**Extracted information**

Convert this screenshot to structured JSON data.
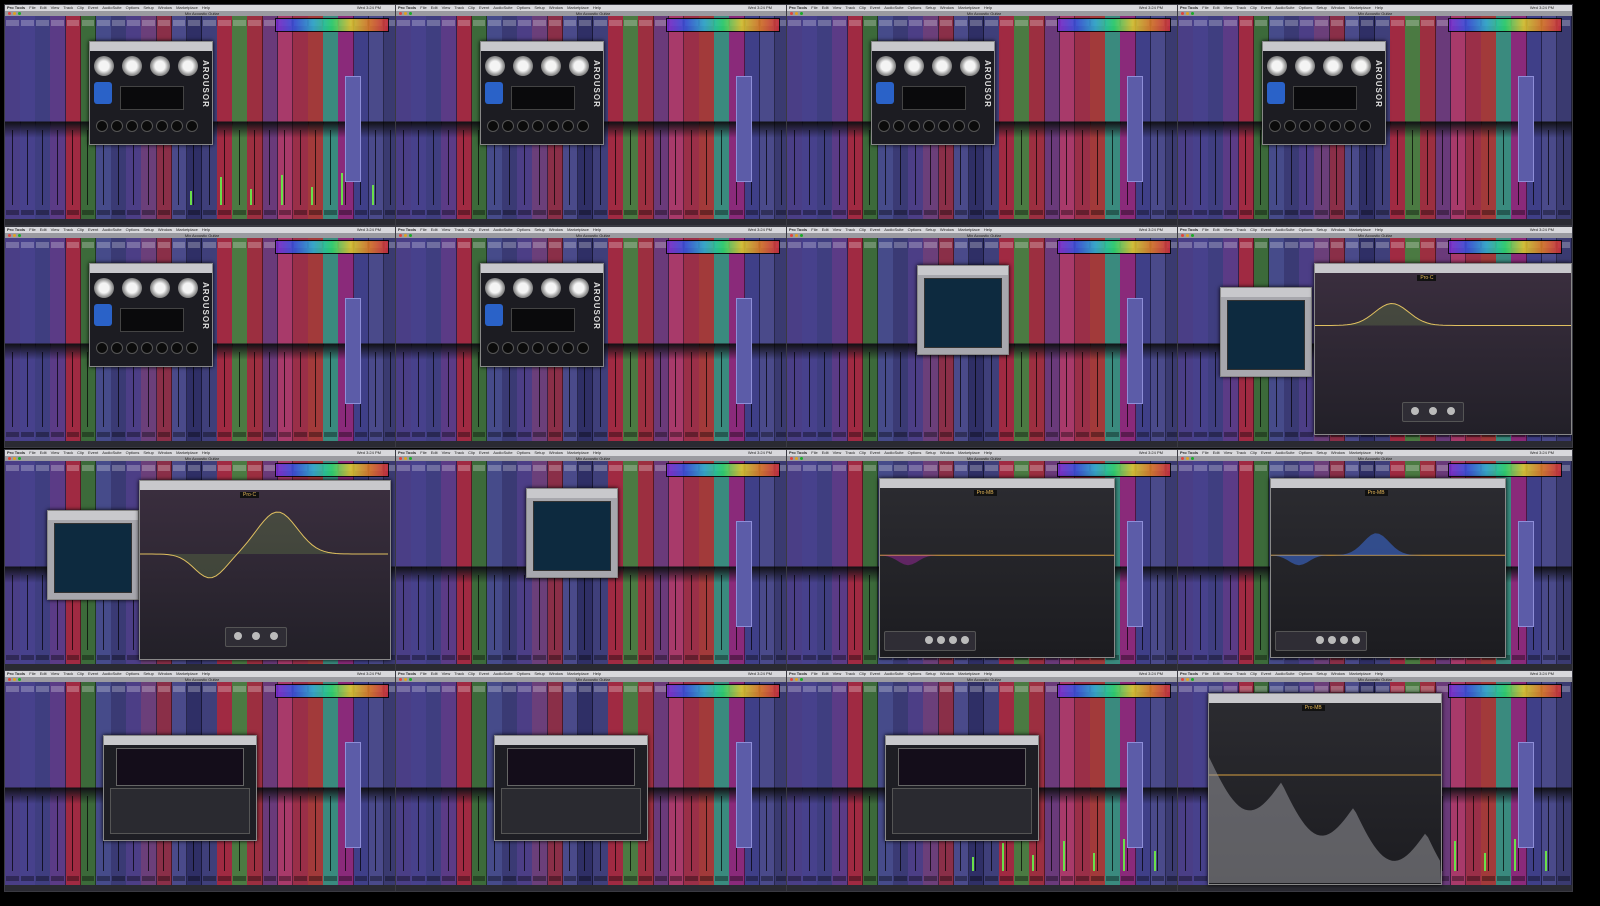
{
  "window_title": "Mix Acoustic Guitar",
  "menubar": {
    "app": "Pro Tools",
    "items": [
      "File",
      "Edit",
      "View",
      "Track",
      "Clip",
      "Event",
      "AudioSuite",
      "Options",
      "Setup",
      "Window",
      "Marketplace",
      "Help"
    ],
    "clock": "Wed 3:24 PM"
  },
  "plugins": {
    "arouser_brand": "AROUSOR",
    "eq_brand_c": "Pro·C",
    "eq_brand_mb": "Pro·MB"
  },
  "colors": {
    "background": "#000000",
    "meter": "#6ae04a",
    "tracks": [
      "#4a3e86",
      "#47418c",
      "#3f3e80",
      "#5b3b86",
      "#a02a42",
      "#3c6a3a",
      "#464b8a",
      "#3a3a74",
      "#4c3e86",
      "#6b3f7a",
      "#8a2f48",
      "#4a4a8a",
      "#2f2f66",
      "#3f3f7a",
      "#a02a42",
      "#4b7a42",
      "#9c2f40",
      "#6a3a7a",
      "#a83a6a",
      "#9a2f48",
      "#a23a3a",
      "#3a8a7e",
      "#8a2a7a",
      "#3f3f88",
      "#4a4a8a",
      "#3a3a70"
    ]
  },
  "tiles": [
    {
      "overlay": "arousor",
      "meters": true
    },
    {
      "overlay": "arousor",
      "meters": false
    },
    {
      "overlay": "arousor",
      "meters": false
    },
    {
      "overlay": "arousor",
      "meters": false
    },
    {
      "overlay": "arousor",
      "meters": false
    },
    {
      "overlay": "arousor",
      "meters": false
    },
    {
      "overlay": "frame",
      "meters": false
    },
    {
      "overlay": "frame+eq-c",
      "meters": false
    },
    {
      "overlay": "frame+eq-c-large",
      "meters": false
    },
    {
      "overlay": "frame",
      "meters": false
    },
    {
      "overlay": "eq-mb",
      "meters": false
    },
    {
      "overlay": "eq-mb-bell",
      "meters": false
    },
    {
      "overlay": "maxx",
      "meters": false
    },
    {
      "overlay": "maxx",
      "meters": false
    },
    {
      "overlay": "maxx",
      "meters": true
    },
    {
      "overlay": "eq-mb-large",
      "meters": true
    }
  ]
}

**Required work**
Search the lines for the word "large" and report how many contain it, by number only.

**Task output**
2